_Your task:_
Copy out the lines of the material word for word, starting at the line containing "grid-hint: 10 (148, 502, 155, 508)" and ending at the line containing "graph-gridline (16, 715, 96, 716)", with both of those lines included.

_Records for this exercise:_
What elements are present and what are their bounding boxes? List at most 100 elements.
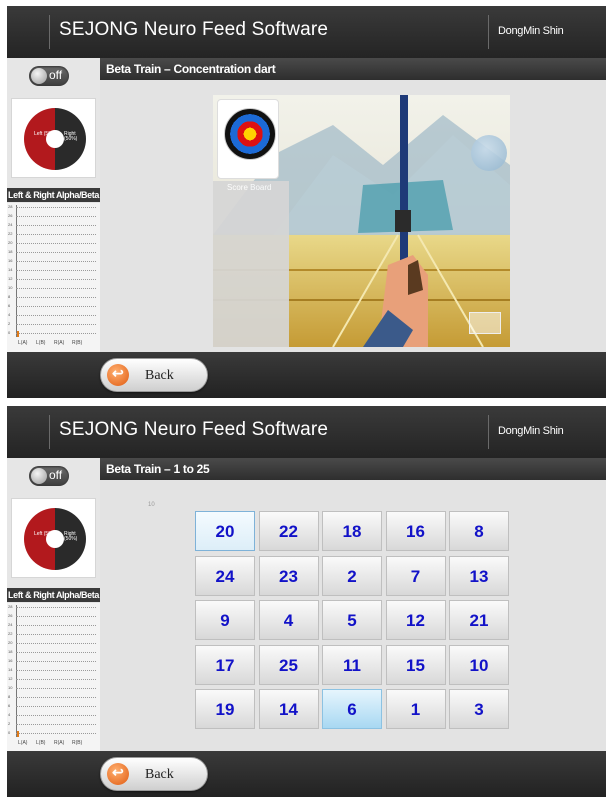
grid-hint: 10 (148, 502, 155, 508)
footer-bar: ↩ Back (7, 751, 606, 797)
graph-y-tick: 18 (8, 249, 13, 254)
number-cell-21[interactable]: 21 (449, 600, 509, 640)
header-divider (49, 15, 50, 49)
number-cell-5[interactable]: 5 (322, 600, 382, 640)
header-divider (488, 415, 489, 449)
alpha-beta-graph: 28 26 24 22 20 18 16 14 12 10 8 6 4 2 0 L(A) L(B) R(A) R(B… (7, 603, 100, 753)
graph-y-tick: 22 (8, 231, 13, 236)
alpha-beta-graph: 28 26 24 22 20 18 16 14 12 10 8 6 4 2 0 L(A) L(B) R(A) R(B… (7, 203, 100, 353)
graph-x-tick: L(A) (18, 340, 28, 346)
number-cell-17[interactable]: 17 (195, 644, 255, 685)
number-cell-1[interactable]: 1 (385, 689, 446, 729)
scoreboard-title: Score Board (227, 183, 272, 192)
number-cell-14[interactable]: 14 (258, 689, 319, 729)
graph-gridline (16, 724, 96, 725)
graph-gridline (16, 688, 96, 689)
graph-x-tick: L(B) (36, 740, 46, 746)
number-cell-2[interactable]: 2 (322, 555, 382, 596)
graph-y-tick: 0 (8, 330, 11, 335)
graph-title: Left & Right Alpha/Beta (7, 588, 100, 602)
graph-gridline (16, 706, 96, 707)
game-corner-button[interactable] (469, 312, 501, 334)
graph-bar (17, 331, 19, 337)
graph-y-tick: 2 (8, 321, 11, 326)
graph-y-tick: 20 (8, 640, 13, 645)
graph-gridline (16, 315, 96, 316)
number-cell-19[interactable]: 19 (195, 689, 255, 729)
content-title: Beta Train – 1 to 25 (100, 458, 606, 480)
graph-y-tick: 2 (8, 721, 11, 726)
graph-gridline (16, 279, 96, 280)
graph-gridline (16, 670, 96, 671)
balance-donut-chart: Left (50%) Right (50%) (24, 108, 86, 170)
back-button[interactable]: ↩ Back (100, 757, 208, 791)
sidebar: off Left (50%) Right (50%) Left & Right … (7, 58, 100, 353)
number-cell-9[interactable]: 9 (195, 600, 255, 640)
graph-gridline (16, 715, 96, 716)
donut-right-label: Right (50%) (64, 531, 78, 542)
number-cell-15[interactable]: 15 (385, 644, 446, 685)
graph-y-tick: 16 (8, 658, 13, 663)
graph-y-tick: 14 (8, 267, 13, 272)
toggle-label: off (49, 468, 63, 482)
number-cell-13[interactable]: 13 (449, 555, 509, 596)
back-button[interactable]: ↩ Back (100, 358, 208, 392)
number-cell-3[interactable]: 3 (449, 689, 509, 729)
donut-right-label: Right (50%) (64, 131, 78, 142)
graph-x-tick: R(B) (72, 340, 83, 346)
power-toggle[interactable]: off (29, 66, 69, 86)
graph-gridline (16, 625, 96, 626)
balance-donut-chart: Left (50%) Right (50%) (24, 508, 86, 570)
graph-y-tick: 28 (8, 604, 13, 609)
donut-left-label: Left (50%) (34, 531, 58, 537)
graph-y-tick: 20 (8, 240, 13, 245)
number-cell-8[interactable]: 8 (449, 511, 509, 551)
number-grid: 20 22 18 16 8 24 23 2 7 13 9 4 5 12 21 17 25 11 15 10 19 14 6 1… (195, 511, 511, 731)
number-cell-18[interactable]: 18 (322, 511, 382, 551)
graph-x-tick: R(A) (54, 340, 65, 346)
graph-y-tick: 12 (8, 676, 13, 681)
app-title: SEJONG Neuro Feed Software (59, 19, 329, 40)
graph-y-tick: 8 (8, 294, 11, 299)
toggle-label: off (49, 68, 63, 82)
number-cell-23[interactable]: 23 (258, 555, 319, 596)
graph-x-tick: L(B) (36, 340, 46, 346)
graph-y-tick: 12 (8, 276, 13, 281)
graph-gridline (16, 324, 96, 325)
number-cell-12[interactable]: 12 (385, 600, 446, 640)
dart-game-view[interactable]: Score Board (213, 95, 510, 347)
graph-y-tick: 26 (8, 213, 13, 218)
header-divider (488, 15, 489, 49)
graph-gridline (16, 234, 96, 235)
graph-gridline (16, 288, 96, 289)
number-cell-7[interactable]: 7 (385, 555, 446, 596)
user-name: DongMin Shin (498, 25, 564, 37)
number-cell-4[interactable]: 4 (258, 600, 319, 640)
number-cell-16[interactable]: 16 (385, 511, 446, 551)
graph-y-tick: 10 (8, 685, 13, 690)
graph-gridline (16, 333, 96, 334)
number-cell-6[interactable]: 6 (322, 689, 382, 729)
graph-x-tick: R(A) (54, 740, 65, 746)
content-title: Beta Train – Concentration dart (100, 58, 606, 80)
power-toggle[interactable]: off (29, 466, 69, 486)
back-arrow-icon: ↩ (107, 763, 129, 785)
graph-gridline (16, 697, 96, 698)
number-cell-22[interactable]: 22 (258, 511, 319, 551)
graph-gridline (16, 216, 96, 217)
fire-button[interactable] (471, 135, 507, 171)
target-icon (224, 108, 276, 160)
graph-y-tick: 14 (8, 667, 13, 672)
toggle-knob (31, 468, 47, 484)
back-button-label: Back (145, 368, 174, 383)
number-cell-24[interactable]: 24 (195, 555, 255, 596)
number-cell-20[interactable]: 20 (195, 511, 255, 551)
number-cell-25[interactable]: 25 (258, 644, 319, 685)
number-cell-11[interactable]: 11 (322, 644, 382, 685)
graph-y-tick: 26 (8, 613, 13, 618)
graph-gridline (16, 733, 96, 734)
balance-donut-card: Left (50%) Right (50%) (11, 498, 96, 578)
footer-bar: ↩ Back (7, 352, 606, 398)
number-cell-10[interactable]: 10 (449, 644, 509, 685)
graph-bar (17, 731, 19, 737)
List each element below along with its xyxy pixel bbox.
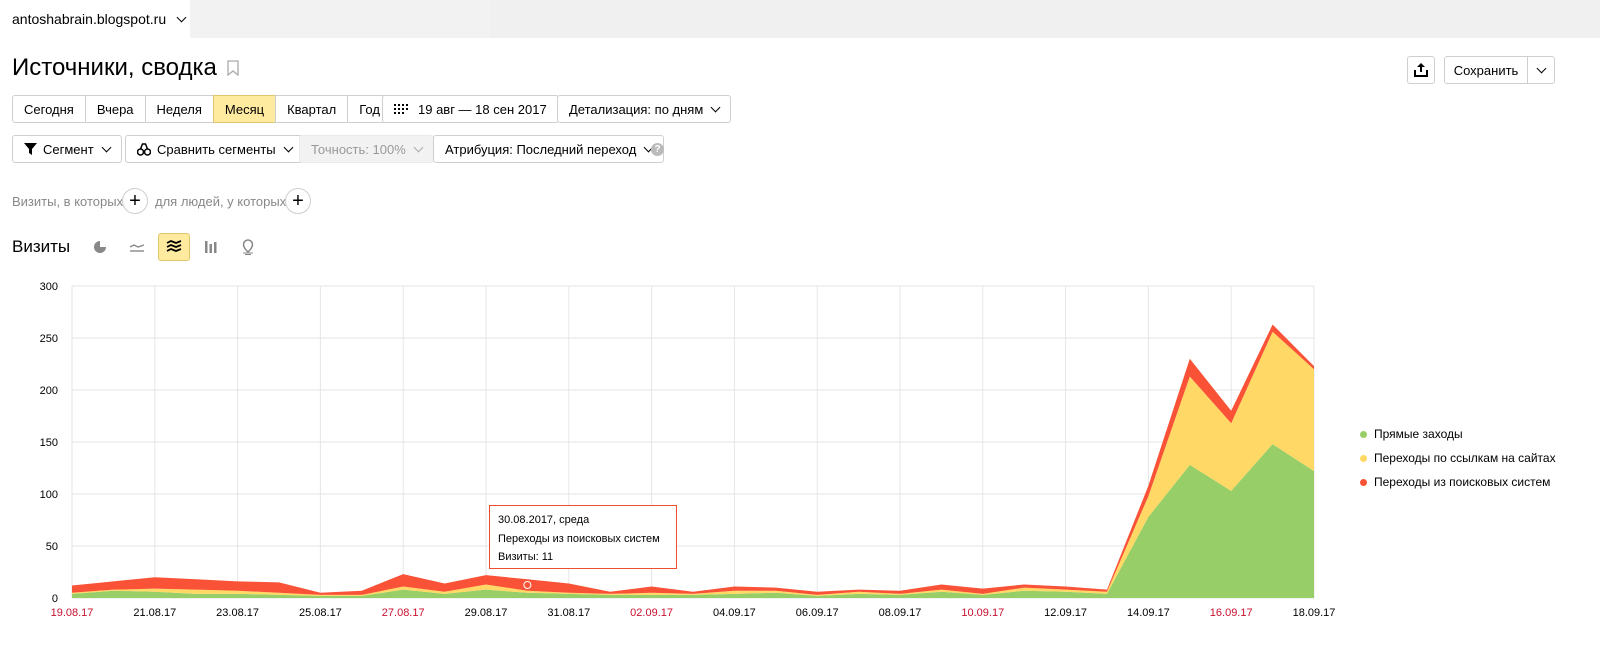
page-title: Источники, сводка <box>12 54 239 82</box>
chevron-down-icon <box>101 142 112 152</box>
save-group: Сохранить <box>1444 56 1555 84</box>
tooltip-date: 30.08.2017, среда <box>498 514 590 526</box>
calendar-icon <box>394 104 408 114</box>
chevron-down-icon <box>283 142 294 152</box>
x-tick-label: 08.09.17 <box>879 607 922 619</box>
period-selector: Сегодня Вчера Неделя Месяц Квартал Год <box>12 95 392 123</box>
line-chart-icon <box>129 244 145 252</box>
people-condition-label: для людей, у которых <box>155 194 287 209</box>
add-people-condition-button[interactable]: + <box>285 188 311 214</box>
legend-dot <box>1360 430 1367 438</box>
plus-icon: + <box>292 190 304 212</box>
hover-point <box>523 581 532 589</box>
chart-type-pie[interactable] <box>84 233 116 261</box>
segment-label: Сегмент <box>43 141 94 157</box>
save-button[interactable]: Сохранить <box>1444 56 1528 84</box>
date-range-label: 19 авг — 18 сен 2017 <box>418 101 547 117</box>
plus-icon: + <box>129 190 141 212</box>
x-tick-label: 10.09.17 <box>961 607 1004 619</box>
detail-dropdown[interactable]: Детализация: по дням <box>557 95 732 123</box>
export-button[interactable] <box>1407 56 1435 84</box>
y-tick-label: 300 <box>40 281 58 293</box>
pie-chart-icon <box>94 241 106 253</box>
top-bar: antoshabrain.blogspot.ru <box>0 0 1600 38</box>
x-tick-label: 06.09.17 <box>796 607 839 619</box>
legend-label: Переходы из поисковых систем <box>1374 475 1551 489</box>
area-series-1 <box>72 331 1314 596</box>
chevron-down-icon <box>1536 63 1546 73</box>
save-menu-button[interactable] <box>1527 56 1555 84</box>
attribution-dropdown[interactable]: Атрибуция: Последний переход <box>433 135 665 163</box>
accuracy-dropdown: Точность: 100% <box>299 135 434 163</box>
chart-tooltip: 30.08.2017, среда Переходы из поисковых … <box>489 505 677 569</box>
accuracy-label: Точность: 100% <box>311 141 406 157</box>
page-title-text: Источники, сводка <box>12 54 217 81</box>
compare-segments-button[interactable]: Сравнить сегменты <box>125 135 304 163</box>
y-tick-label: 150 <box>40 437 58 449</box>
x-tick-label: 02.09.17 <box>630 607 673 619</box>
area-series-0 <box>72 444 1314 598</box>
tooltip-series: Переходы из поисковых систем <box>498 532 660 545</box>
help-icon[interactable]: ? <box>651 143 664 156</box>
x-tick-label: 23.08.17 <box>216 607 259 619</box>
add-visit-condition-button[interactable]: + <box>122 188 148 214</box>
tooltip-value: Визиты: 11 <box>498 551 554 563</box>
compare-icon <box>137 142 151 156</box>
y-tick-label: 250 <box>40 333 58 345</box>
chart-section-title: Визиты <box>12 237 71 256</box>
x-tick-label: 12.09.17 <box>1044 607 1087 619</box>
chevron-down-icon <box>176 12 187 22</box>
chart-type-map[interactable] <box>232 233 264 261</box>
chart-type-area[interactable] <box>158 233 190 261</box>
x-tick-label: 19.08.17 <box>51 607 94 619</box>
period-quarter[interactable]: Квартал <box>275 95 349 123</box>
chevron-down-icon <box>413 142 424 152</box>
legend-label: Переходы по ссылкам на сайтах <box>1374 451 1556 465</box>
legend-item-search[interactable]: Переходы из поисковых систем <box>1360 470 1556 494</box>
site-name: antoshabrain.blogspot.ru <box>12 11 167 27</box>
compare-label: Сравнить сегменты <box>157 141 276 157</box>
bar-chart-icon <box>205 241 217 253</box>
x-tick-label: 27.08.17 <box>382 607 425 619</box>
area-series-2 <box>72 324 1314 595</box>
period-month[interactable]: Месяц <box>212 95 277 123</box>
site-selector[interactable]: antoshabrain.blogspot.ru <box>0 0 190 38</box>
chart-type-bar[interactable] <box>195 233 227 261</box>
x-tick-label: 21.08.17 <box>133 607 176 619</box>
chart-type-switcher <box>84 233 264 261</box>
visits-condition-label: Визиты, в которых <box>12 194 124 209</box>
segment-button[interactable]: Сегмент <box>12 135 122 163</box>
y-tick-label: 100 <box>40 489 58 501</box>
funnel-icon <box>24 143 37 155</box>
y-tick-label: 0 <box>52 593 58 605</box>
period-today[interactable]: Сегодня <box>12 95 86 123</box>
chart-legend: Прямые заходы Переходы по ссылкам на сай… <box>1360 422 1556 494</box>
map-pin-icon <box>242 239 254 255</box>
legend-item-links[interactable]: Переходы по ссылкам на сайтах <box>1360 446 1556 470</box>
top-bar-fill <box>490 0 1600 38</box>
area-chart-icon <box>166 240 182 252</box>
x-tick-label: 18.09.17 <box>1293 607 1336 619</box>
legend-label: Прямые заходы <box>1374 427 1463 441</box>
date-range-button[interactable]: 19 авг — 18 сен 2017 <box>382 95 559 123</box>
chevron-down-icon <box>710 102 721 112</box>
x-tick-label: 16.09.17 <box>1210 607 1253 619</box>
x-tick-label: 29.08.17 <box>465 607 508 619</box>
chart-type-line[interactable] <box>121 233 153 261</box>
attribution-label: Атрибуция: Последний переход <box>445 141 637 157</box>
upload-icon <box>1414 63 1428 77</box>
x-tick-label: 04.09.17 <box>713 607 756 619</box>
x-tick-label: 31.08.17 <box>547 607 590 619</box>
period-week[interactable]: Неделя <box>144 95 214 123</box>
detail-label: Детализация: по дням <box>569 101 704 117</box>
y-tick-label: 200 <box>40 385 58 397</box>
x-tick-label: 25.08.17 <box>299 607 342 619</box>
y-tick-label: 50 <box>46 541 58 553</box>
legend-dot <box>1360 478 1367 486</box>
period-yesterday[interactable]: Вчера <box>84 95 146 123</box>
x-tick-label: 14.09.17 <box>1127 607 1170 619</box>
legend-dot <box>1360 454 1367 462</box>
legend-item-direct[interactable]: Прямые заходы <box>1360 422 1556 446</box>
bookmark-icon[interactable] <box>227 60 239 76</box>
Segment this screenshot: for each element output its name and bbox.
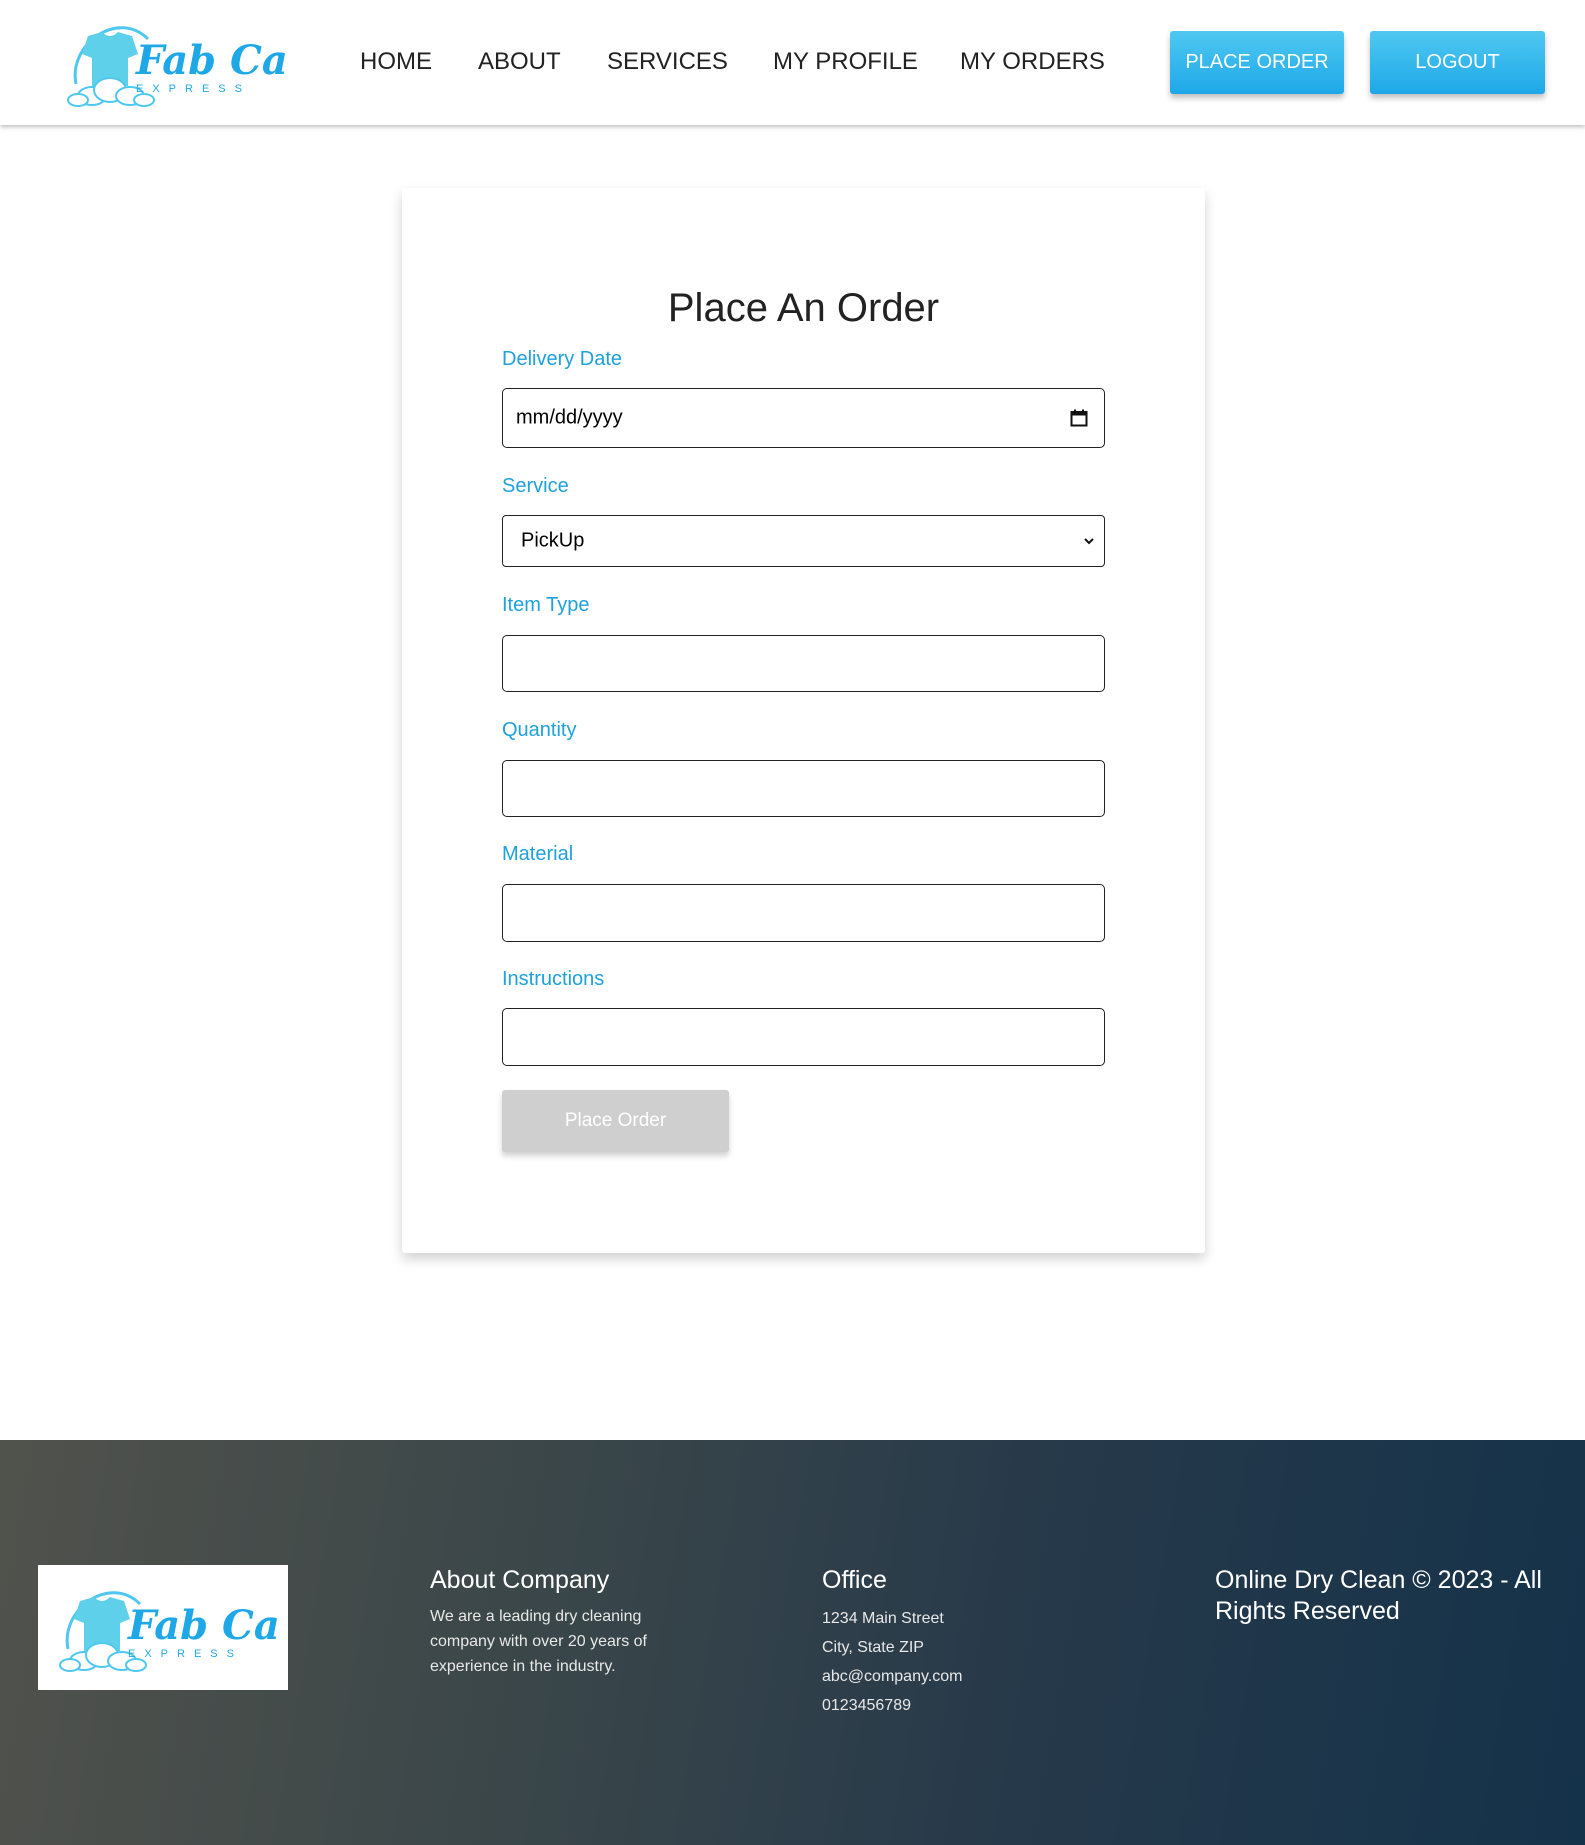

_Result for this exercise:_
grid-hint: 10 (148, 502, 155, 508)
footer-bar: ↩ Back (7, 751, 606, 797)
graph-y-tick: 18 (8, 249, 13, 254)
number-cell-21[interactable]: 21 (449, 600, 509, 640)
header-divider (49, 15, 50, 49)
number-cell-5[interactable]: 5 (322, 600, 382, 640)
header-divider (488, 415, 489, 449)
alpha-beta-graph: 28 26 24 22 20 18 16 14 12 10 8 6 4 2 0 L(A) L(B) R(A) R(B… (7, 603, 100, 753)
graph-y-tick: 22 (8, 231, 13, 236)
alpha-beta-graph: 28 26 24 22 20 18 16 14 12 10 8 6 4 2 0 L(A) L(B) R(A) R(B… (7, 203, 100, 353)
graph-x-tick: L(A) (18, 340, 28, 346)
number-cell-17[interactable]: 17 (195, 644, 255, 685)
number-cell-1[interactable]: 1 (385, 689, 446, 729)
scoreboard-title: Score Board (227, 183, 272, 192)
number-cell-14[interactable]: 14 (258, 689, 319, 729)
graph-gridline (16, 724, 96, 725)
graph-gridline (16, 688, 96, 689)
graph-x-tick: L(B) (36, 740, 46, 746)
number-cell-2[interactable]: 2 (322, 555, 382, 596)
graph-y-tick: 0 (8, 330, 11, 335)
graph-title: Left & Right Alpha/Beta (7, 588, 100, 602)
graph-gridline (16, 706, 96, 707)
game-corner-button[interactable] (469, 312, 501, 334)
graph-bar (17, 331, 19, 337)
graph-y-tick: 2 (8, 321, 11, 326)
graph-y-tick: 20 (8, 640, 13, 645)
graph-gridline (16, 315, 96, 316)
number-cell-19[interactable]: 19 (195, 689, 255, 729)
content-title: Beta Train – 1 to 25 (100, 458, 606, 480)
graph-y-tick: 2 (8, 721, 11, 726)
graph-gridline (16, 279, 96, 280)
graph-gridline (16, 670, 96, 671)
balance-donut-chart: Left (50%) Right (50%) (24, 108, 86, 170)
back-button[interactable]: ↩ Back (100, 757, 208, 791)
sidebar: off Left (50%) Right (50%) Left & Right … (7, 58, 100, 353)
number-cell-9[interactable]: 9 (195, 600, 255, 640)
graph-gridline (16, 715, 96, 716)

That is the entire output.